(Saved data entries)

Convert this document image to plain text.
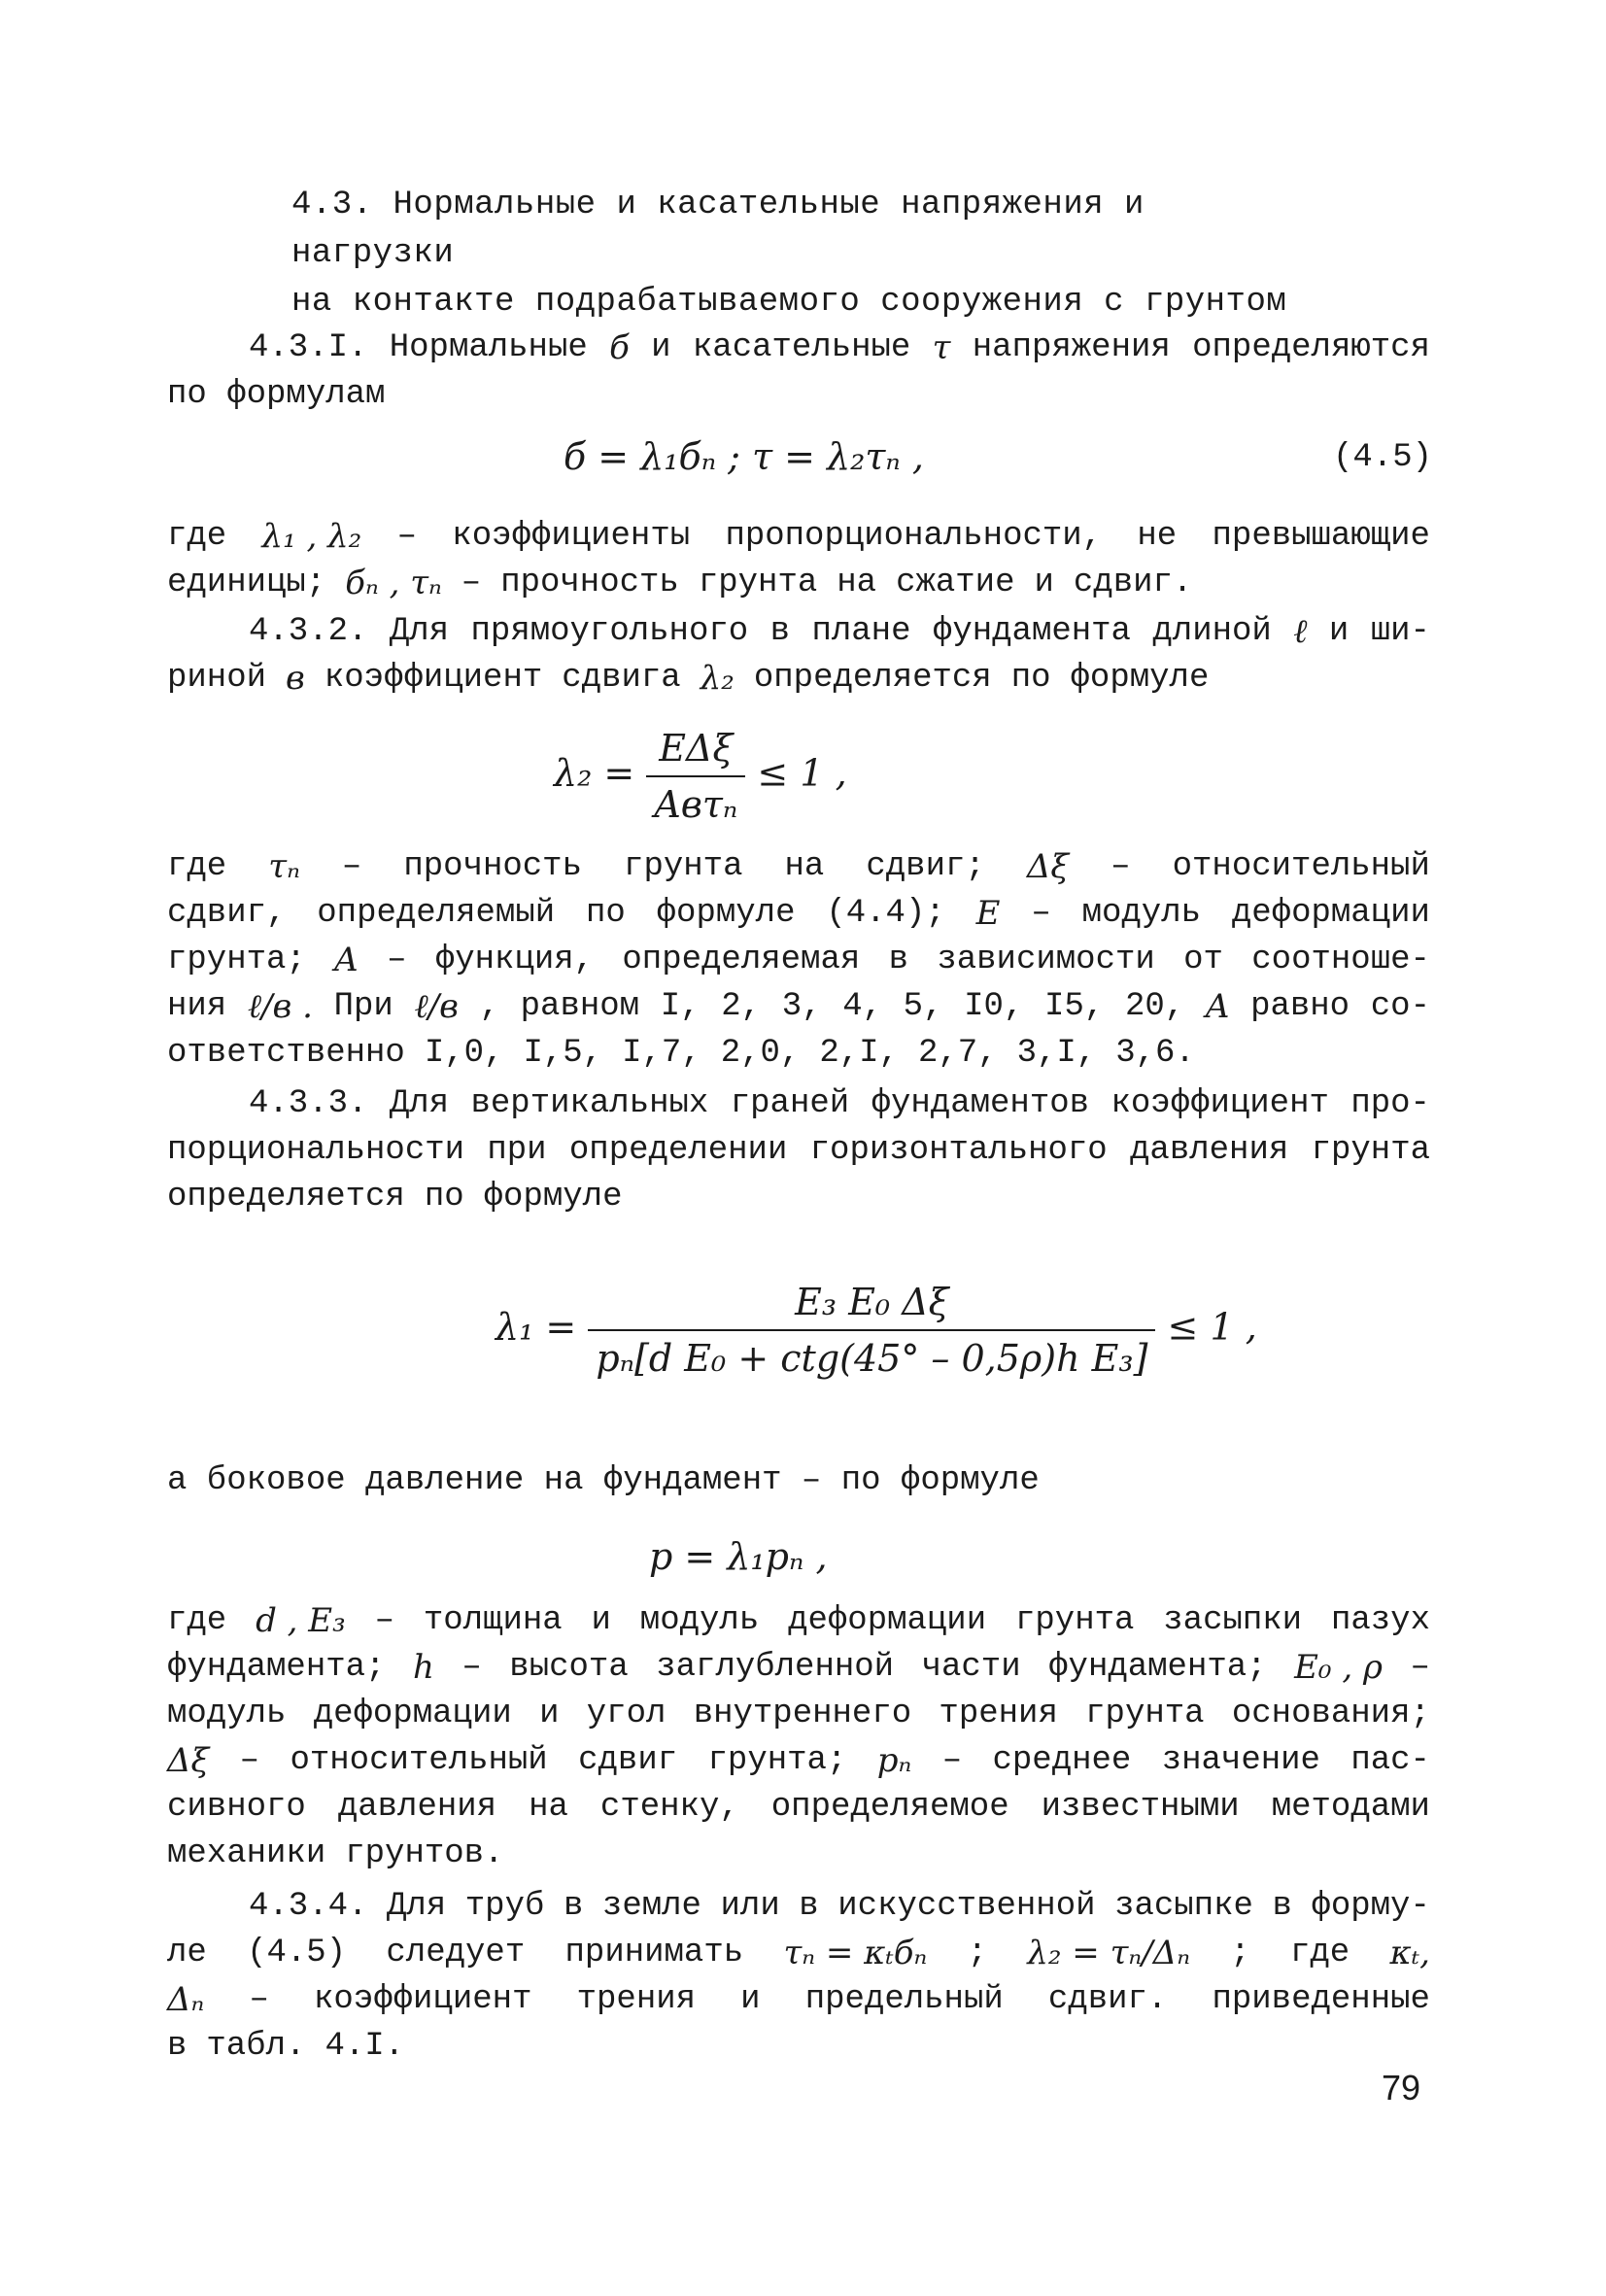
4.3. Нормальные и касательные напряжения и нагрузки
на контакте подрабатываемого сооружения с грунтом
4.3.I. Нормальные б и касательные τ напряжения определяются
по формулам
б = λ₁бₙ ; τ = λ₂τₙ ,	(4.5)
где λ₁ , λ₂ – коэффициенты пропорциональности, не превышающие
единицы; бₙ , τₙ – прочность грунта на сжатие и сдвиг.
4.3.2. Для прямоугольного в плане фундамента длиной ℓ и ши-
риной в коэффициент сдвига λ₂ определяется по формуле
$\lambda_2 = \frac{\text{EΔξ}}{\text{Aвτₙ}} \le 1$ ,
где τₙ – прочность грунта на сдвиг; Δξ – относительный
сдвиг, определяемый по формуле (4.4); E – модуль деформации
грунта; A – функция, определяемая в зависимости от соотноше-
ния ℓ/в . При ℓ/в , равном I, 2, 3, 4, 5, I0, I5, 20, A равно со-
ответственно I,0, I,5, I,7, 2,0, 2,I, 2,7, 3,I, 3,6.
4.3.3. Для вертикальных граней фундаментов коэффициент про-
порциональности при определении горизонтального давления грунта
определяется по формуле
$\lambda_1 = \frac{\text{E₃ E₀ Δξ}}{\text{pₙ[d E₀ + ctg(45° – 0,5ρ)h E₃]}} \le 1$ ,
а боковое давление на фундамент – по формуле
p = λ₁pₙ ,
где d , E₃ – толщина и модуль деформации грунта засыпки пазух
фундамента; h – высота заглубленной части фундамента; E₀ , ρ –
модуль деформации и угол внутреннего трения грунта основания;
Δξ – относительный сдвиг грунта; pₙ – среднее значение пас-
сивного давления на стенку, определяемое известными методами
механики грунтов.
4.3.4. Для труб в земле или в искусственной засыпке в форму-
ле (4.5) следует принимать τₙ = κₜбₙ ; λ₂ = τₙ/Δₙ ; где κₜ,
Δₙ – коэффициент трения и предельный сдвиг. приведенные
в табл. 4.I.
79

TASK DIRECTIONS
Copy out every line in the listing where the word "давления" appears.

SOLUTION TO THE PROBLEM
порциональности при определении горизонтального давления грунта
сивного давления на стенку, определяемое известными методами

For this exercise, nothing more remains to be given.